### Exercise inputs
[START]
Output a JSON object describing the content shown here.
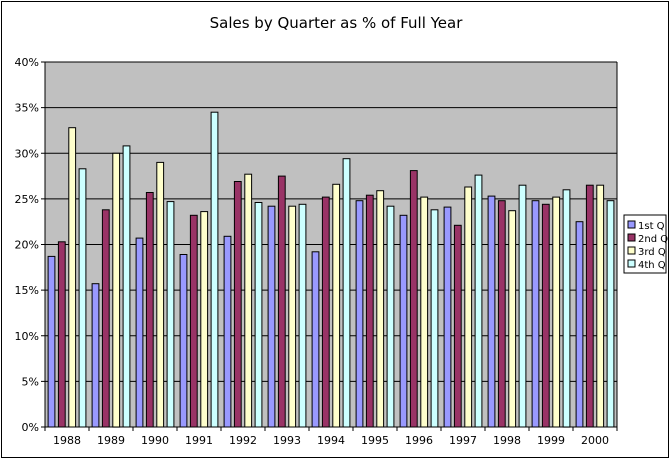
{
  "chart_data": {
    "type": "bar",
    "title": "Sales by Quarter as % of Full Year",
    "xlabel": "",
    "ylabel": "",
    "ylim": [
      0,
      40
    ],
    "y_ticks": [
      "0%",
      "5%",
      "10%",
      "15%",
      "20%",
      "25%",
      "30%",
      "35%",
      "40%"
    ],
    "grid": true,
    "legend_position": "right",
    "categories": [
      "1988",
      "1989",
      "1990",
      "1991",
      "1992",
      "1993",
      "1994",
      "1995",
      "1996",
      "1997",
      "1998",
      "1999",
      "2000"
    ],
    "series": [
      {
        "name": "1st Q",
        "color": "#9999ff",
        "values": [
          18.7,
          15.7,
          20.7,
          18.9,
          20.9,
          24.2,
          19.2,
          24.8,
          23.2,
          24.1,
          25.3,
          24.8,
          22.5
        ]
      },
      {
        "name": "2nd Q",
        "color": "#993366",
        "values": [
          20.3,
          23.8,
          25.7,
          23.2,
          26.9,
          27.5,
          25.2,
          25.4,
          28.1,
          22.1,
          24.8,
          24.4,
          26.5
        ]
      },
      {
        "name": "3rd Q",
        "color": "#ffffcc",
        "values": [
          32.8,
          30.0,
          29.0,
          23.6,
          27.7,
          24.2,
          26.6,
          25.9,
          25.2,
          26.3,
          23.7,
          25.2,
          26.5
        ]
      },
      {
        "name": "4th Q",
        "color": "#ccffff",
        "values": [
          28.3,
          30.8,
          24.7,
          34.5,
          24.6,
          24.4,
          29.4,
          24.2,
          23.8,
          27.6,
          26.5,
          26.0,
          24.8
        ]
      }
    ],
    "colors": {
      "plot_background": "#c0c0c0",
      "page_background": "#ffffff"
    }
  }
}
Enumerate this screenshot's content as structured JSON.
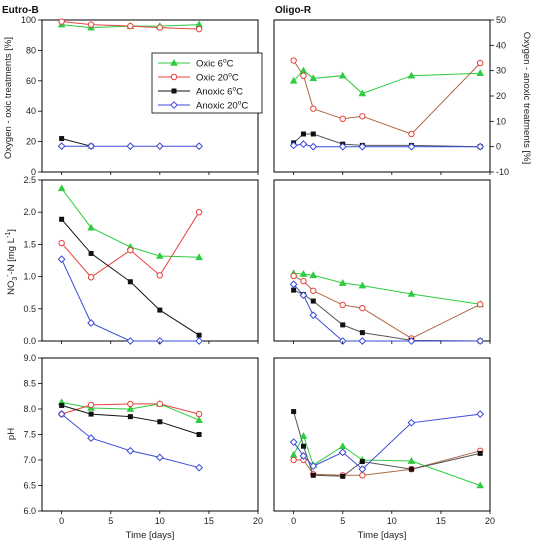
{
  "colors": {
    "oxic6": "#2ecc40",
    "oxic20": "#e8423b",
    "anoxic6": "#111111",
    "anoxic20": "#3a4ad8",
    "oligo_oxic20_line": "#b06a45",
    "oligo_anoxic6_line": "#555555"
  },
  "legend": {
    "items": [
      {
        "key": "oxic6",
        "label": "Oxic 6",
        "sup": "o",
        "unit": "C",
        "marker": "triangle-filled"
      },
      {
        "key": "oxic20",
        "label": "Oxic 20",
        "sup": "o",
        "unit": "C",
        "marker": "circle-open"
      },
      {
        "key": "anoxic6",
        "label": "Anoxic 6",
        "sup": "o",
        "unit": "C",
        "marker": "square-filled"
      },
      {
        "key": "anoxic20",
        "label": "Anoxic 20",
        "sup": "o",
        "unit": "C",
        "marker": "diamond-open"
      }
    ]
  },
  "labels": {
    "title_left": "Eutro-B",
    "title_right": "Oligo-R",
    "y_oxic": "Oxygen - oxic treatments [%]",
    "y_anoxic": "Oxygen - anoxic treatments [%]",
    "y_no3_pre": "NO",
    "y_no3_sub": "3",
    "y_no3_sup": "-",
    "y_no3_mid": "-N [mg L",
    "y_no3_sup2": "-1",
    "y_no3_end": "]",
    "y_ph": "pH",
    "x_label": "Time [days]"
  },
  "chart_data": [
    {
      "type": "line",
      "panel": "Eutro-B oxygen",
      "title": "Eutro-B",
      "xlabel": "",
      "ylabel": "Oxygen - oxic treatments [%]",
      "xlim": [
        -2,
        20
      ],
      "ylim": [
        0,
        100
      ],
      "yticks": [
        "0",
        "20",
        "40",
        "60",
        "80",
        "100"
      ],
      "series": [
        {
          "key": "oxic6",
          "x": [
            0,
            3,
            7,
            10,
            14
          ],
          "y": [
            97,
            95,
            96,
            96,
            97
          ]
        },
        {
          "key": "oxic20",
          "x": [
            0,
            3,
            7,
            10,
            14
          ],
          "y": [
            99,
            97,
            96,
            95,
            94
          ]
        },
        {
          "key": "anoxic6",
          "x": [
            0,
            3
          ],
          "y": [
            22,
            17
          ]
        },
        {
          "key": "anoxic20",
          "x": [
            0,
            3,
            7,
            10,
            14
          ],
          "y": [
            17,
            17,
            17,
            17,
            17
          ]
        }
      ]
    },
    {
      "type": "line",
      "panel": "Oligo-R oxygen",
      "title": "Oligo-R",
      "xlabel": "",
      "ylabel": "Oxygen - anoxic treatments [%]",
      "xlim": [
        -2,
        20
      ],
      "ylim": [
        -10,
        50
      ],
      "yticks": [
        "-10",
        "0",
        "10",
        "20",
        "30",
        "40",
        "50"
      ],
      "series": [
        {
          "key": "oxic6",
          "x": [
            0,
            1,
            2,
            5,
            7,
            12,
            19
          ],
          "y": [
            26,
            30,
            27,
            28,
            21,
            28,
            29
          ]
        },
        {
          "key": "oxic20",
          "x": [
            0,
            1,
            2,
            5,
            7,
            12,
            19
          ],
          "y": [
            34,
            28,
            15,
            11,
            12,
            5,
            33
          ]
        },
        {
          "key": "anoxic6",
          "x": [
            0,
            1,
            2,
            5,
            7,
            12,
            19
          ],
          "y": [
            1.5,
            5,
            5,
            1,
            0.5,
            0.5,
            0
          ]
        },
        {
          "key": "anoxic20",
          "x": [
            0,
            1,
            2,
            5,
            7,
            12,
            19
          ],
          "y": [
            0.5,
            1,
            0,
            0,
            0,
            0,
            0
          ]
        }
      ]
    },
    {
      "type": "line",
      "panel": "Eutro-B nitrate",
      "xlabel": "",
      "ylabel": "NO3--N [mg L-1]",
      "xlim": [
        -2,
        20
      ],
      "ylim": [
        0,
        2.5
      ],
      "yticks": [
        "0.0",
        "0.5",
        "1.0",
        "1.5",
        "2.0",
        "2.5"
      ],
      "series": [
        {
          "key": "oxic6",
          "x": [
            0,
            3,
            7,
            10,
            14
          ],
          "y": [
            2.37,
            1.76,
            1.46,
            1.32,
            1.3
          ]
        },
        {
          "key": "oxic20",
          "x": [
            0,
            3,
            7,
            10,
            14
          ],
          "y": [
            1.52,
            0.99,
            1.41,
            1.02,
            2.0
          ]
        },
        {
          "key": "anoxic6",
          "x": [
            0,
            3,
            7,
            10,
            14
          ],
          "y": [
            1.89,
            1.36,
            0.92,
            0.48,
            0.09
          ]
        },
        {
          "key": "anoxic20",
          "x": [
            0,
            3,
            7,
            10,
            14
          ],
          "y": [
            1.27,
            0.28,
            0,
            0,
            0
          ]
        }
      ]
    },
    {
      "type": "line",
      "panel": "Oligo-R nitrate",
      "xlim": [
        -2,
        20
      ],
      "ylim": [
        0,
        2.5
      ],
      "series": [
        {
          "key": "oxic6",
          "x": [
            0,
            1,
            2,
            5,
            7,
            12,
            19
          ],
          "y": [
            1.05,
            1.04,
            1.02,
            0.9,
            0.86,
            0.73,
            0.57
          ]
        },
        {
          "key": "oxic20",
          "x": [
            0,
            1,
            2,
            5,
            7,
            12,
            19
          ],
          "y": [
            1.01,
            0.93,
            0.78,
            0.56,
            0.51,
            0.04,
            0.57
          ]
        },
        {
          "key": "anoxic6",
          "x": [
            0,
            1,
            2,
            5,
            7,
            12,
            19
          ],
          "y": [
            0.79,
            0.72,
            0.62,
            0.25,
            0.13,
            0.01,
            0
          ]
        },
        {
          "key": "anoxic20",
          "x": [
            0,
            1,
            2,
            5,
            7,
            12,
            19
          ],
          "y": [
            0.88,
            0.71,
            0.4,
            0,
            0,
            0,
            0
          ]
        }
      ]
    },
    {
      "type": "line",
      "panel": "Eutro-B pH",
      "xlabel": "Time [days]",
      "ylabel": "pH",
      "xlim": [
        -2,
        20
      ],
      "ylim": [
        6.0,
        9.0
      ],
      "yticks": [
        "6.0",
        "6.5",
        "7.0",
        "7.5",
        "8.0",
        "8.5",
        "9.0"
      ],
      "xticks": [
        "0",
        "5",
        "10",
        "15",
        "20"
      ],
      "series": [
        {
          "key": "oxic6",
          "x": [
            0,
            3,
            7,
            10,
            14
          ],
          "y": [
            8.13,
            8.02,
            8.0,
            8.1,
            7.78
          ]
        },
        {
          "key": "oxic20",
          "x": [
            0,
            3,
            7,
            10,
            14
          ],
          "y": [
            7.9,
            8.08,
            8.1,
            8.1,
            7.9
          ]
        },
        {
          "key": "anoxic6",
          "x": [
            0,
            3,
            7,
            10,
            14
          ],
          "y": [
            8.07,
            7.9,
            7.85,
            7.75,
            7.5
          ]
        },
        {
          "key": "anoxic20",
          "x": [
            0,
            3,
            7,
            10,
            14
          ],
          "y": [
            7.9,
            7.43,
            7.18,
            7.05,
            6.85
          ]
        }
      ]
    },
    {
      "type": "line",
      "panel": "Oligo-R pH",
      "xlabel": "Time [days]",
      "xlim": [
        -2,
        20
      ],
      "ylim": [
        6.0,
        9.0
      ],
      "xticks": [
        "0",
        "5",
        "10",
        "15",
        "20"
      ],
      "series": [
        {
          "key": "oxic6",
          "x": [
            0,
            1,
            2,
            5,
            7,
            12,
            19
          ],
          "y": [
            7.1,
            7.47,
            6.9,
            7.27,
            7.0,
            6.98,
            6.5
          ]
        },
        {
          "key": "oxic20",
          "x": [
            0,
            1,
            2,
            5,
            7,
            12,
            19
          ],
          "y": [
            7.0,
            7.0,
            6.72,
            6.7,
            6.7,
            6.82,
            7.18
          ]
        },
        {
          "key": "anoxic6",
          "x": [
            0,
            1,
            2,
            5,
            7,
            12,
            19
          ],
          "y": [
            7.95,
            7.27,
            6.7,
            6.68,
            6.97,
            6.82,
            7.13
          ]
        },
        {
          "key": "anoxic20",
          "x": [
            0,
            1,
            2,
            5,
            7,
            12,
            19
          ],
          "y": [
            7.35,
            7.08,
            6.88,
            7.15,
            6.82,
            7.73,
            7.9
          ]
        }
      ]
    }
  ]
}
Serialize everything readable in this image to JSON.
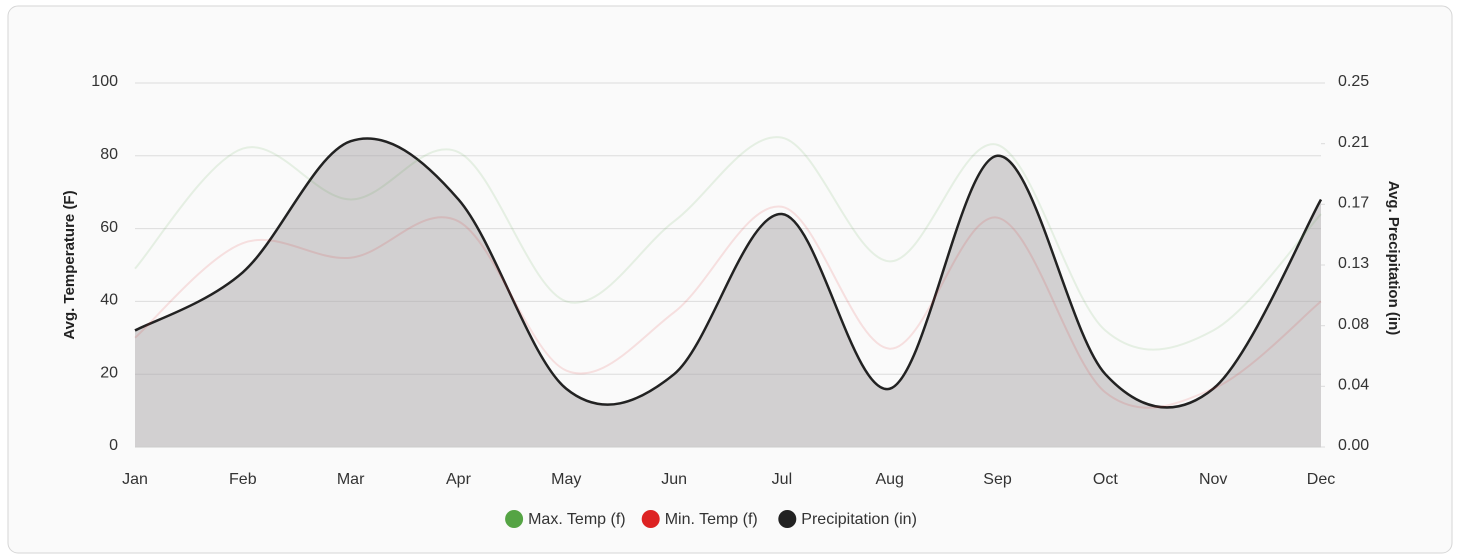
{
  "chart_data": {
    "type": "line",
    "categories": [
      "Jan",
      "Feb",
      "Mar",
      "Apr",
      "May",
      "Jun",
      "Jul",
      "Aug",
      "Sep",
      "Oct",
      "Nov",
      "Dec"
    ],
    "ylabel": "Avg. Temperature (F)",
    "y2label": "Avg. Precipitation (in)",
    "ylim": [
      0,
      100
    ],
    "yticks": [
      0,
      20,
      40,
      60,
      80,
      100
    ],
    "y2lim": [
      0,
      0.25
    ],
    "y2ticks": [
      {
        "value": 0,
        "label": "0.00"
      },
      {
        "value": 0.041667,
        "label": "0.04"
      },
      {
        "value": 0.083333,
        "label": "0.08"
      },
      {
        "value": 0.125,
        "label": "0.13"
      },
      {
        "value": 0.166667,
        "label": "0.17"
      },
      {
        "value": 0.208333,
        "label": "0.21"
      },
      {
        "value": 0.25,
        "label": "0.25"
      }
    ],
    "grid": true,
    "legend": "bottom",
    "series": [
      {
        "name": "Max. Temp (f)",
        "color": "#55a444",
        "values": [
          49,
          82,
          68,
          81,
          40,
          62,
          85,
          51,
          83,
          32,
          32,
          64
        ]
      },
      {
        "name": "Min. Temp (f)",
        "color": "#dd2222",
        "values": [
          30,
          56,
          52,
          62,
          21,
          37,
          66,
          27,
          63,
          15,
          16,
          40
        ]
      },
      {
        "name": "Precipitation (in)",
        "color": "#222222",
        "axis": "y2",
        "values": [
          0.08,
          0.12,
          0.21,
          0.17,
          0.04,
          0.05,
          0.16,
          0.04,
          0.2,
          0.05,
          0.04,
          0.17
        ]
      }
    ]
  }
}
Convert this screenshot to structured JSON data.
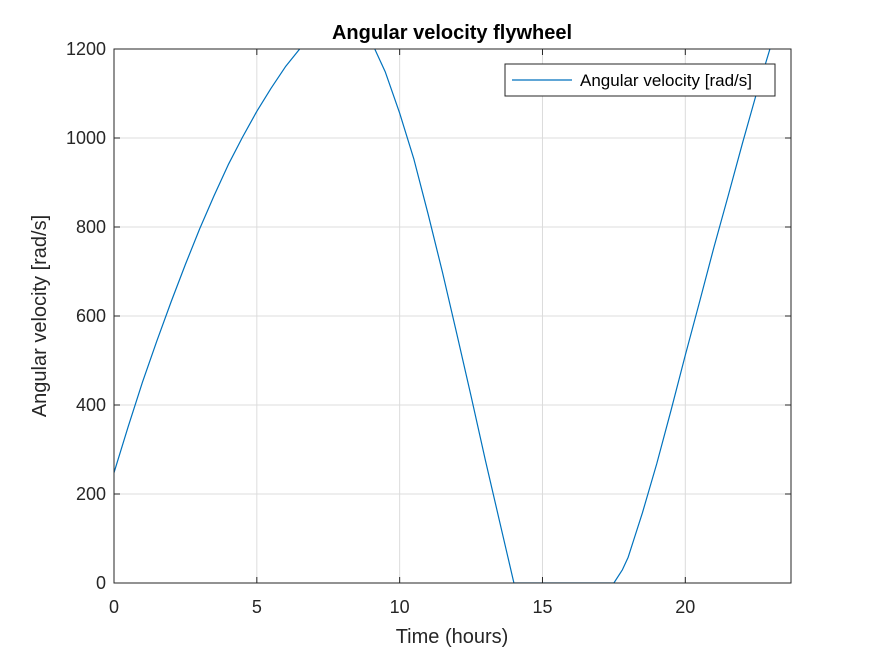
{
  "chart_data": {
    "type": "line",
    "title": "Angular velocity flywheel",
    "xlabel": "Time (hours)",
    "ylabel": "Angular velocity [rad/s]",
    "xlim": [
      0,
      23.7
    ],
    "ylim": [
      0,
      1200
    ],
    "xticks": [
      0,
      5,
      10,
      15,
      20
    ],
    "yticks": [
      0,
      200,
      400,
      600,
      800,
      1000,
      1200
    ],
    "grid": true,
    "legend": {
      "placement": "top-right",
      "entries": [
        "Angular velocity [rad/s]"
      ]
    },
    "series": [
      {
        "name": "Angular velocity [rad/s]",
        "color": "#0072BD",
        "x": [
          0,
          0.5,
          1,
          1.5,
          2,
          2.5,
          3,
          3.5,
          4,
          4.5,
          5,
          5.5,
          6,
          6.5,
          7,
          7.5,
          7.8,
          8.0,
          8.2,
          8.5,
          9,
          9.5,
          10,
          10.5,
          11,
          11.5,
          12,
          12.5,
          13,
          13.5,
          14,
          15,
          16,
          17,
          17.5,
          17.8,
          18,
          18.5,
          19,
          19.5,
          20,
          20.5,
          21,
          21.5,
          22,
          22.5,
          23,
          23.7
        ],
        "y": [
          248,
          352,
          452,
          544,
          632,
          716,
          796,
          870,
          940,
          1002,
          1060,
          1112,
          1160,
          1200,
          1235,
          1268,
          1288,
          1293,
          1285,
          1268,
          1218,
          1148,
          1056,
          952,
          828,
          698,
          560,
          420,
          276,
          138,
          0,
          0,
          0,
          0,
          0,
          30,
          58,
          158,
          268,
          388,
          512,
          632,
          754,
          870,
          988,
          1102,
          1208,
          1348
        ]
      }
    ]
  }
}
[END]
### Task details
Looking at the entries above, how many lines contain the word "marker"? Answer with the number alone.

### Result for this exercise
4